What you should do: Reproduce the records below exactly, leaving out any pictures.

* Start *

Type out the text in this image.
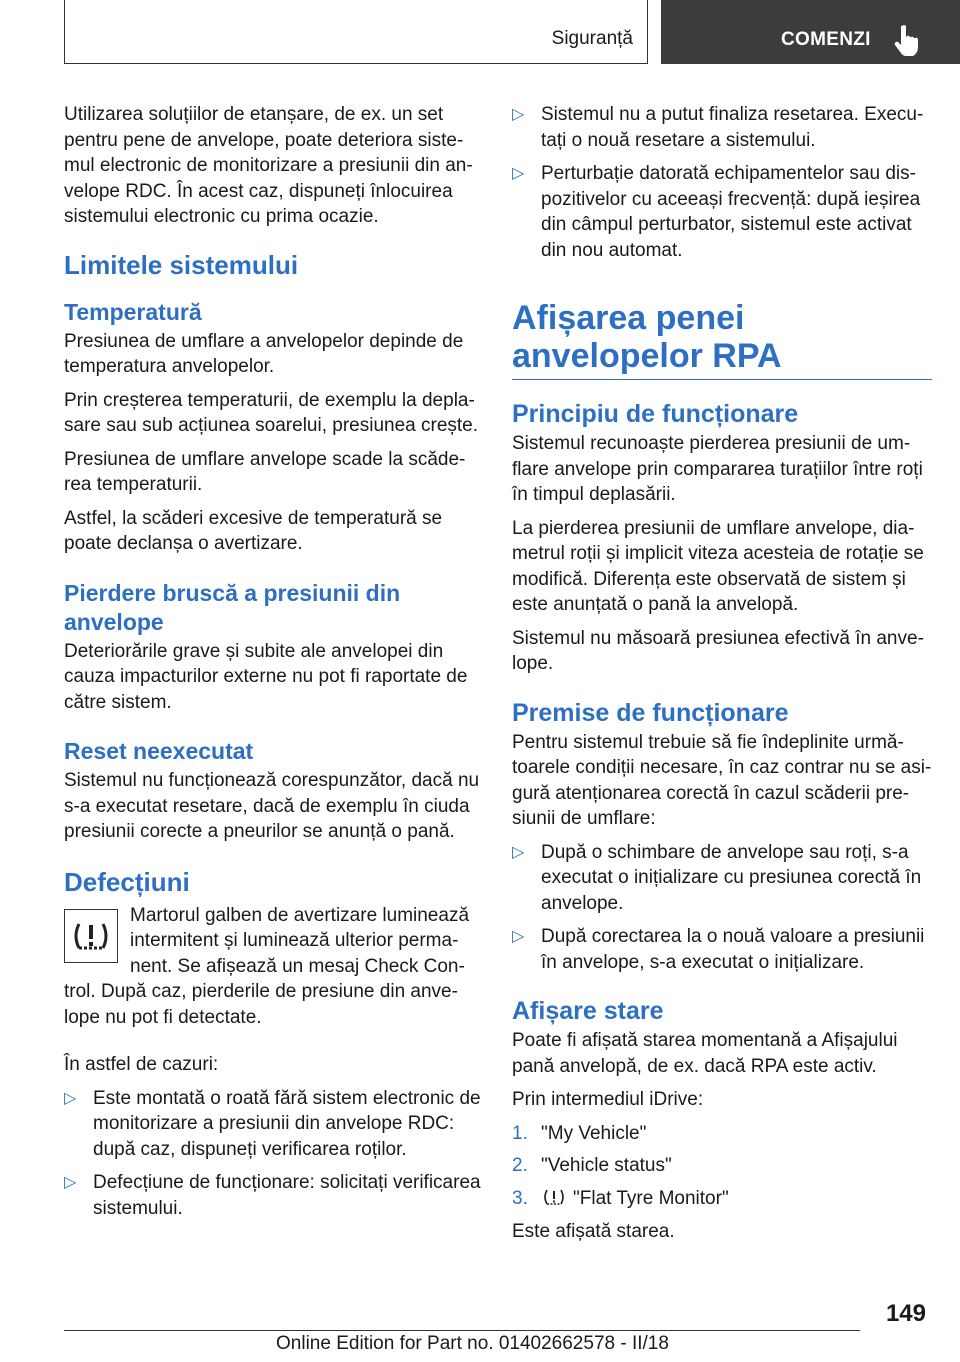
Siguranță	COMENZI

Utilizarea soluțiilor de etanșare, de ex. un set pentru pene de anvelope, poate deteriora sistemul electronic de monitorizare a presiunii din anvelope RDC. În acest caz, dispuneți înlocuirea sistemului electronic cu prima ocazie.

Limitele sistemului
Temperatură

Presiunea de umflare a anvelopelor depinde de temperatura anvelopelor.

Prin creșterea temperaturii, de exemplu la deplasare sau sub acțiunea soarelui, presiunea crește.

Presiunea de umflare anvelope scade la scăderea temperaturii.

Astfel, la scăderi excesive de temperatură se poate declanșa o avertizare.

Pierdere bruscă a presiunii din anvelope

Deteriorările grave și subite ale anvelopei din cauza impacturilor externe nu pot fi raportate de către sistem.

Reset neexecutat

Sistemul nu funcționează corespunzător, dacă nu s-a executat resetare, dacă de exemplu în ciuda presiunii corecte a pneurilor se anunță o pană.

Defecțiuni

Martorul galben de avertizare luminează intermitent și luminează ulterior permanent. Se afișează un mesaj Check Control. După caz, pierderile de presiune din anvelope nu pot fi detectate.

În astfel de cazuri:

▷ Este montată o roată fără sistem electronic de monitorizare a presiunii din anvelope RDC: după caz, dispuneți verificarea roților.
▷ Defecțiune de funcționare: solicitați verificarea sistemului.
▷ Sistemul nu a putut finaliza resetarea. Executați o nouă resetare a sistemului.
▷ Perturbație datorată echipamentelor sau dispozitivelor cu aceeași frecvență: după ieșirea din câmpul perturbator, sistemul este activat din nou automat.
Afișarea penei anvelopelor RPA
Principiu de funcționare

Sistemul recunoaște pierderea presiunii de umflare anvelope prin compararea turațiilor între roți în timpul deplasării.

La pierderea presiunii de umflare anvelope, diametrul roții și implicit viteza acesteia de rotație se modifică. Diferența este observată de sistem și este anunțată o pană la anvelopă.

Sistemul nu măsoară presiunea efectivă în anvelope.

Premise de funcționare

Pentru sistemul trebuie să fie îndeplinite următoarele condiții necesare, în caz contrar nu se asigură atenționarea corectă în cazul scăderii presiunii de umflare:

▷ După o schimbare de anvelope sau roți, s-a executat o inițializare cu presiunea corectă în anvelope.
▷ După corectarea la o nouă valoare a presiunii în anvelope, s-a executat o inițializare.
Afișare stare

Poate fi afișată starea momentană a Afișajului pană anvelopă, de ex. dacă RPA este activ.

Prin intermediul iDrive:

1. "My Vehicle"
2. "Vehicle status"
3. "Flat Tyre Monitor"

Este afișată starea.

149
Online Edition for Part no. 01402662578 - II/18
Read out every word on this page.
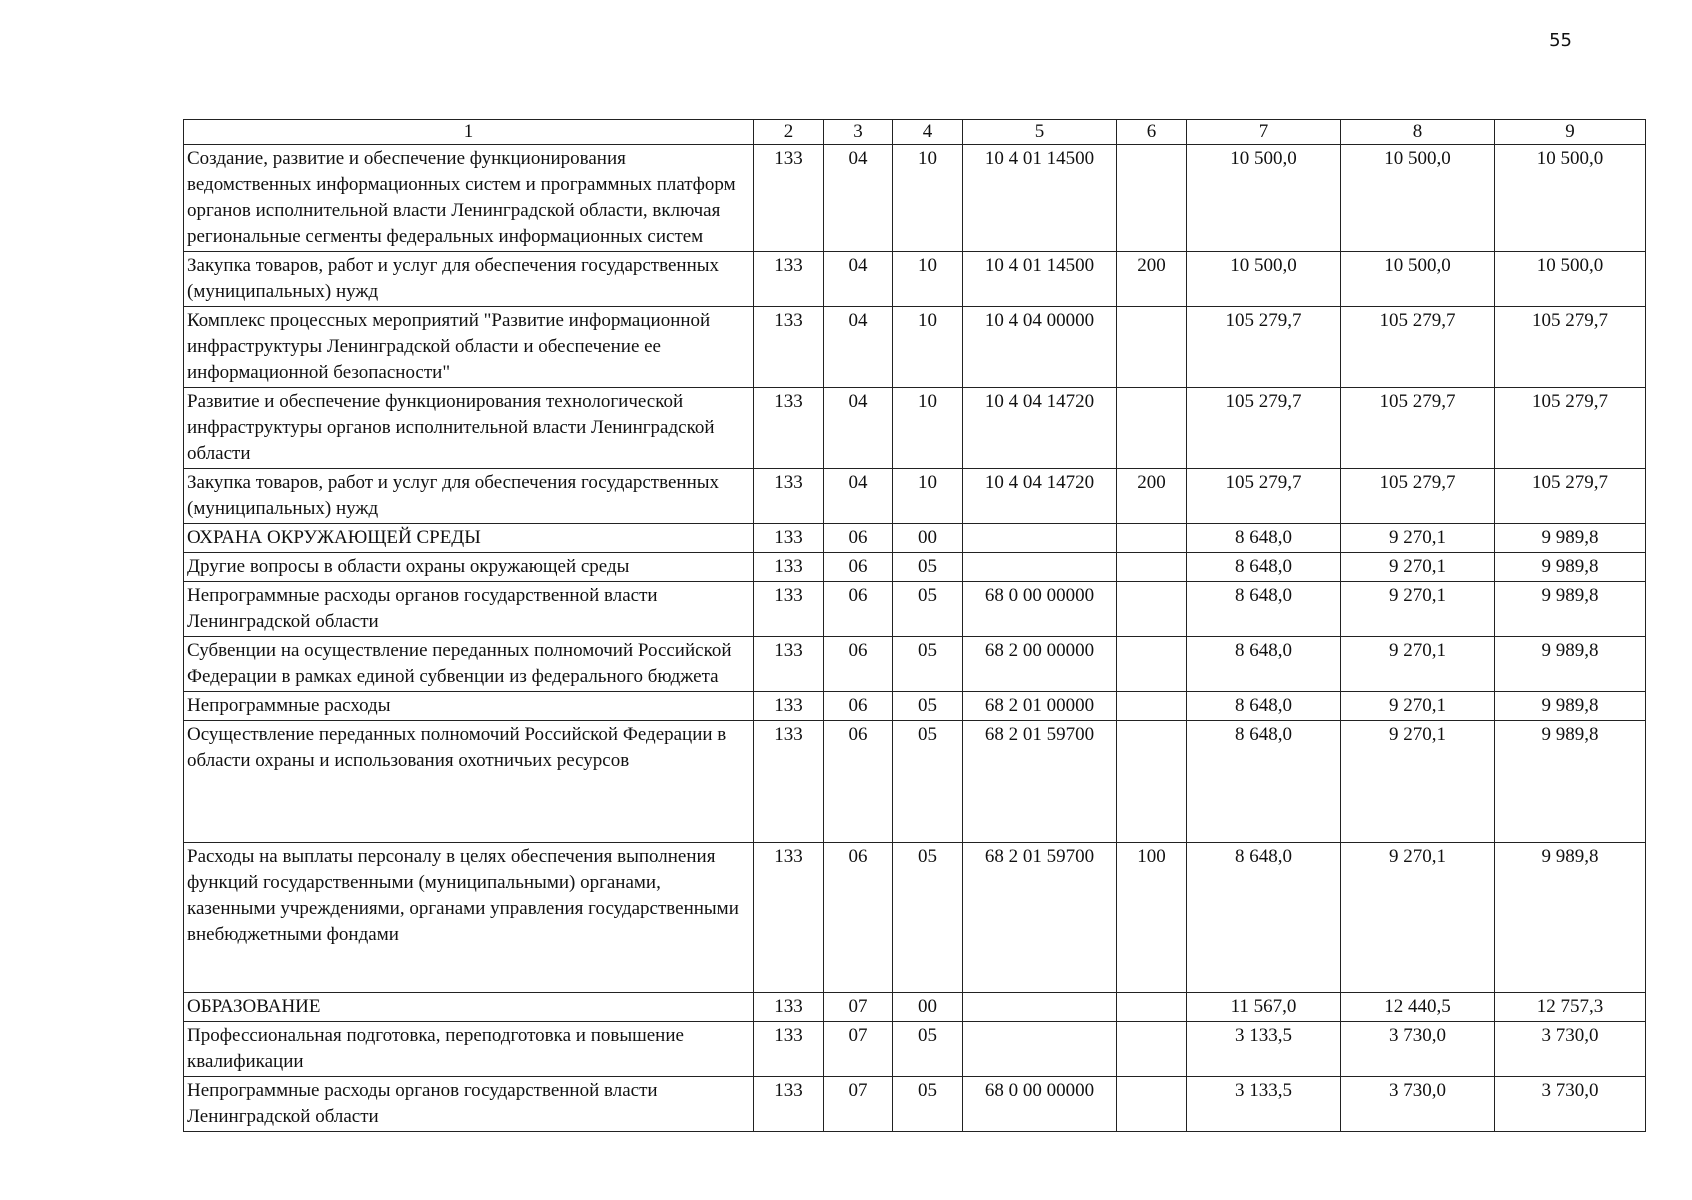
55
1	2	3	4	5	6	7	8	9
Создание, развитие и обеспечение функционирования ведомственных информационных систем и программных платформ органов исполнительной власти Ленинградской области, включая региональные сегменты федеральных информационных систем	133	04	10	10 4 01 14500		10 500,0	10 500,0	10 500,0
Закупка товаров, работ и услуг для обеспечения государственных (муниципальных) нужд	133	04	10	10 4 01 14500	200	10 500,0	10 500,0	10 500,0
Комплекс процессных мероприятий "Развитие информационной инфраструктуры Ленинградской области и обеспечение ее информационной безопасности"	133	04	10	10 4 04 00000		105 279,7	105 279,7	105 279,7
Развитие и обеспечение функционирования технологической инфраструктуры органов исполнительной власти Ленинградской области	133	04	10	10 4 04 14720		105 279,7	105 279,7	105 279,7
Закупка товаров, работ и услуг для обеспечения государственных (муниципальных) нужд	133	04	10	10 4 04 14720	200	105 279,7	105 279,7	105 279,7
ОХРАНА ОКРУЖАЮЩЕЙ СРЕДЫ	133	06	00			8 648,0	9 270,1	9 989,8
Другие вопросы в области охраны окружающей среды	133	06	05			8 648,0	9 270,1	9 989,8
Непрограммные расходы органов государственной власти Ленинградской области	133	06	05	68 0 00 00000		8 648,0	9 270,1	9 989,8
Субвенции на осуществление переданных полномочий Российской Федерации в рамках единой субвенции из федерального бюджета	133	06	05	68 2 00 00000		8 648,0	9 270,1	9 989,8
Непрограммные расходы	133	06	05	68 2 01 00000		8 648,0	9 270,1	9 989,8
Осуществление переданных полномочий Российской Федерации в области охраны и использования охотничьих ресурсов	133	06	05	68 2 01 59700		8 648,0	9 270,1	9 989,8
Расходы на выплаты персоналу в целях обеспечения выполнения функций государственными (муниципальными) органами, казенными учреждениями, органами управления государственными внебюджетными фондами	133	06	05	68 2 01 59700	100	8 648,0	9 270,1	9 989,8
ОБРАЗОВАНИЕ	133	07	00			11 567,0	12 440,5	12 757,3
Профессиональная подготовка, переподготовка и повышение квалификации	133	07	05			3 133,5	3 730,0	3 730,0
Непрограммные расходы органов государственной власти Ленинградской области	133	07	05	68 0 00 00000		3 133,5	3 730,0	3 730,0
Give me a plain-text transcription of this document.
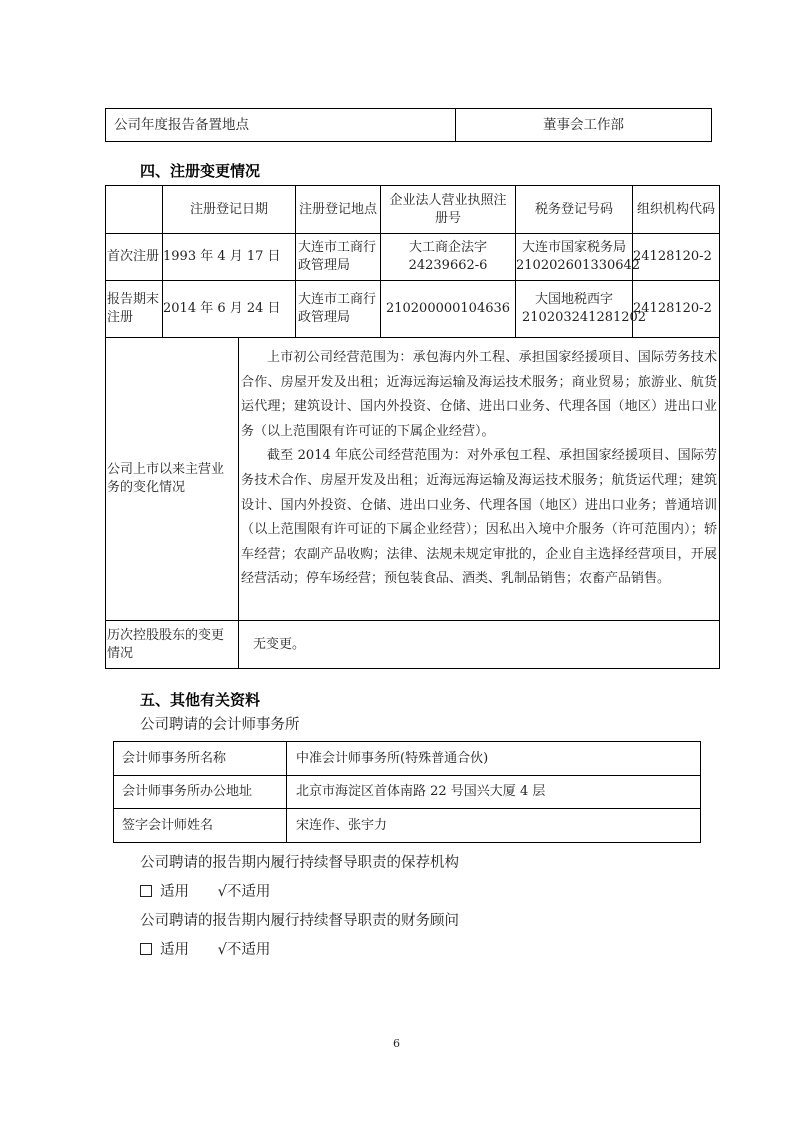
公司年度报告备置地点	董事会工作部
四、注册变更情况
	注册登记日期		注册登记地点	企业法人营业执照注册号	税务登记号码	组织机构代码
首次注册	1993 年 4 月 17 日		大连市工商行政管理局	大工商企法字 24239662-6	大连市国家税务局 210202601330642	24128120-2
报告期末注册	2014 年 6 月 24 日		大连市工商行政管理局	210200000104636	大国地税西字 210203241281202	24128120-2
公司上市以来主营业务的变化情况		上市初公司经营范围为：承包海内外工程、承担国家经援项目、国际劳务技术合作、房屋开发及出租；近海远海运输及海运技术服务；商业贸易；旅游业、航货运代理；建筑设计、国内外投资、仓储、进出口业务、代理各国（地区）进出口业务（以上范围限有许可证的下属企业经营）。

截至 2014 年底公司经营范围为：对外承包工程、承担国家经援项目、国际劳务技术合作、房屋开发及出租；近海远海运输及海运技术服务；航货运代理；建筑设计、国内外投资、仓储、进出口业务、代理各国（地区）进出口业务；普通培训（以上范围限有许可证的下属企业经营）；因私出入境中介服务（许可范围内）；轿车经营；农副产品收购；法律、法规未规定审批的，企业自主选择经营项目，开展经营活动；停车场经营；预包装食品、酒类、乳制品销售；农畜产品销售。				

历次控股股东的变更情况		无变更。				
五、其他有关资料
公司聘请的会计师事务所
会计师事务所名称	中准会计师事务所(特殊普通合伙)
会计师事务所办公地址	北京市海淀区首体南路 22 号国兴大厦 4 层
签字会计师姓名	宋连作、张宇力
公司聘请的报告期内履行持续督导职责的保荐机构
适用 √不适用
公司聘请的报告期内履行持续督导职责的财务顾问
适用 √不适用
6
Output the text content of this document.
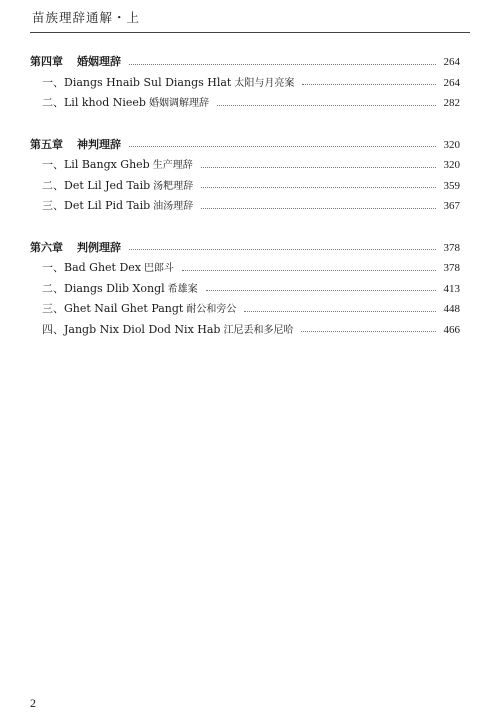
苗族理辞通解・上
第四章 婚姻理辞	264
一、Diangs Hnaib Sul Diangs Hlat 太阳与月亮案	264
二、Lil khod Nieeb 婚姻调解理辞	282
第五章 神判理辞	320
一、Lil Bangx Gheb 生产理辞	320
二、Det Lil Jed Taib 汤粑理辞	359
三、Det Lil Pid Taib 油汤理辞	367
第六章 判例理辞	378
一、Bad Ghet Dex 巴郎斗	378
二、Diangs Dlib Xongl 希雄案	413
三、Ghet Nail Ghet Pangt 耐公和旁公	448
四、Jangb Nix Diol Dod Nix Hab 江尼丢和多尼哈	466
2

* End *

Result for this exercise:
Type out the text in this image.
Siguranță	COMENZI

Utilizarea soluțiilor de etanșare, de ex. un set pentru pene de anvelope, poate deteriora sistemul electronic de monitorizare a presiunii din anvelope RDC. În acest caz, dispuneți înlocuirea sistemului electronic cu prima ocazie.

Limitele sistemului
Temperatură

Presiunea de umflare a anvelopelor depinde de temperatura anvelopelor.

Prin creșterea temperaturii, de exemplu la deplasare sau sub acțiunea soarelui, presiunea crește.

Presiunea de umflare anvelope scade la scăderea temperaturii.

Astfel, la scăderi excesive de temperatură se poate declanșa o avertizare.

Pierdere bruscă a presiunii din anvelope

Deteriorările grave și subite ale anvelopei din cauza impacturilor externe nu pot fi raportate de către sistem.

Reset neexecutat

Sistemul nu funcționează corespunzător, dacă nu s-a executat resetare, dacă de exemplu în ciuda presiunii corecte a pneurilor se anunță o pană.

Defecțiuni

Martorul galben de avertizare luminează intermitent și luminează ulterior permanent. Se afișează un mesaj Check Control. După caz, pierderile de presiune din anvelope nu pot fi detectate.

În astfel de cazuri:

▷ Este montată o roată fără sistem electronic de monitorizare a presiunii din anvelope RDC: după caz, dispuneți verificarea roților.
▷ Defecțiune de funcționare: solicitați verificarea sistemului.
▷ Sistemul nu a putut finaliza resetarea. Executați o nouă resetare a sistemului.
▷ Perturbație datorată echipamentelor sau dispozitivelor cu aceeași frecvență: după ieșirea din câmpul perturbator, sistemul este activat din nou automat.
Afișarea penei anvelopelor RPA
Principiu de funcționare

Sistemul recunoaște pierderea presiunii de umflare anvelope prin compararea turațiilor între roți în timpul deplasării.

La pierderea presiunii de umflare anvelope, diametrul roții și implicit viteza acesteia de rotație se modifică. Diferența este observată de sistem și este anunțată o pană la anvelopă.

Sistemul nu măsoară presiunea efectivă în anvelope.

Premise de funcționare

Pentru sistemul trebuie să fie îndeplinite următoarele condiții necesare, în caz contrar nu se asigură atenționarea corectă în cazul scăderii presiunii de umflare:

▷ După o schimbare de anvelope sau roți, s-a executat o inițializare cu presiunea corectă în anvelope.
▷ După corectarea la o nouă valoare a presiunii în anvelope, s-a executat o inițializare.
Afișare stare

Poate fi afișată starea momentană a Afișajului pană anvelopă, de ex. dacă RPA este activ.

Prin intermediul iDrive:

1. "My Vehicle"
2. "Vehicle status"
3. "Flat Tyre Monitor"

Este afișată starea.

149
Online Edition for Part no. 01402662578 - II/18
Read out every word on this page.
55
1	2	3	4	5	6	7	8	9
Создание, развитие и обеспечение функционирования ведомственных информационных систем и программных платформ органов исполнительной власти Ленинградской области, включая региональные сегменты федеральных информационных систем	133	04	10	10 4 01 14500		10 500,0	10 500,0	10 500,0
Закупка товаров, работ и услуг для обеспечения государственных (муниципальных) нужд	133	04	10	10 4 01 14500	200	10 500,0	10 500,0	10 500,0
Комплекс процессных мероприятий "Развитие информационной инфраструктуры Ленинградской области и обеспечение ее информационной безопасности"	133	04	10	10 4 04 00000		105 279,7	105 279,7	105 279,7
Развитие и обеспечение функционирования технологической инфраструктуры органов исполнительной власти Ленинградской области	133	04	10	10 4 04 14720		105 279,7	105 279,7	105 279,7
Закупка товаров, работ и услуг для обеспечения государственных (муниципальных) нужд	133	04	10	10 4 04 14720	200	105 279,7	105 279,7	105 279,7
ОХРАНА ОКРУЖАЮЩЕЙ СРЕДЫ	133	06	00			8 648,0	9 270,1	9 989,8
Другие вопросы в области охраны окружающей среды	133	06	05			8 648,0	9 270,1	9 989,8
Непрограммные расходы органов государственной власти Ленинградской области	133	06	05	68 0 00 00000		8 648,0	9 270,1	9 989,8
Субвенции на осуществление переданных полномочий Российской Федерации в рамках единой субвенции из федерального бюджета	133	06	05	68 2 00 00000		8 648,0	9 270,1	9 989,8
Непрограммные расходы	133	06	05	68 2 01 00000		8 648,0	9 270,1	9 989,8
Осуществление переданных полномочий Российской Федерации в области охраны и использования охотничьих ресурсов	133	06	05	68 2 01 59700		8 648,0	9 270,1	9 989,8
Расходы на выплаты персоналу в целях обеспечения выполнения функций государственными (муниципальными) органами, казенными учреждениями, органами управления государственными внебюджетными фондами	133	06	05	68 2 01 59700	100	8 648,0	9 270,1	9 989,8
ОБРАЗОВАНИЕ	133	07	00			11 567,0	12 440,5	12 757,3
Профессиональная подготовка, переподготовка и повышение квалификации	133	07	05			3 133,5	3 730,0	3 730,0
Непрограммные расходы органов государственной власти Ленинградской области	133	07	05	68 0 00 00000		3 133,5	3 730,0	3 730,0
Give me a plain-text transcription of this document.
公司年度报告备置地点	董事会工作部
四、注册变更情况
	注册登记日期		注册登记地点	企业法人营业执照注册号	税务登记号码	组织机构代码
首次注册	1993 年 4 月 17 日		大连市工商行政管理局	大工商企法字 24239662-6	大连市国家税务局 210202601330642	24128120-2
报告期末注册	2014 年 6 月 24 日		大连市工商行政管理局	210200000104636	大国地税西字 210203241281202	24128120-2
公司上市以来主营业务的变化情况		上市初公司经营范围为：承包海内外工程、承担国家经援项目、国际劳务技术合作、房屋开发及出租；近海远海运输及海运技术服务；商业贸易；旅游业、航货运代理；建筑设计、国内外投资、仓储、进出口业务、代理各国（地区）进出口业务（以上范围限有许可证的下属企业经营）。

截至 2014 年底公司经营范围为：对外承包工程、承担国家经援项目、国际劳务技术合作、房屋开发及出租；近海远海运输及海运技术服务；航货运代理；建筑设计、国内外投资、仓储、进出口业务、代理各国（地区）进出口业务；普通培训（以上范围限有许可证的下属企业经营）；因私出入境中介服务（许可范围内）；轿车经营；农副产品收购；法律、法规未规定审批的，企业自主选择经营项目，开展经营活动；停车场经营；预包装食品、酒类、乳制品销售；农畜产品销售。				

历次控股股东的变更情况		无变更。				
五、其他有关资料
公司聘请的会计师事务所
会计师事务所名称	中准会计师事务所(特殊普通合伙)
会计师事务所办公地址	北京市海淀区首体南路 22 号国兴大厦 4 层
签字会计师姓名	宋连作、张宇力
公司聘请的报告期内履行持续督导职责的保荐机构
适用 √不适用
公司聘请的报告期内履行持续督导职责的财务顾问
适用 √不适用
6
Output the text content of this document.
苗族理辞通解・上
第四章 婚姻理辞	264
一、Diangs Hnaib Sul Diangs Hlat 太阳与月亮案	264
二、Lil khod Nieeb 婚姻调解理辞	282
第五章 神判理辞	320
一、Lil Bangx Gheb 生产理辞	320
二、Det Lil Jed Taib 汤粑理辞	359
三、Det Lil Pid Taib 油汤理辞	367
第六章 判例理辞	378
一、Bad Ghet Dex 巴郎斗	378
二、Diangs Dlib Xongl 希雄案	413
三、Ghet Nail Ghet Pangt 耐公和旁公	448
四、Jangb Nix Diol Dod Nix Hab 江尼丢和多尼哈	466
2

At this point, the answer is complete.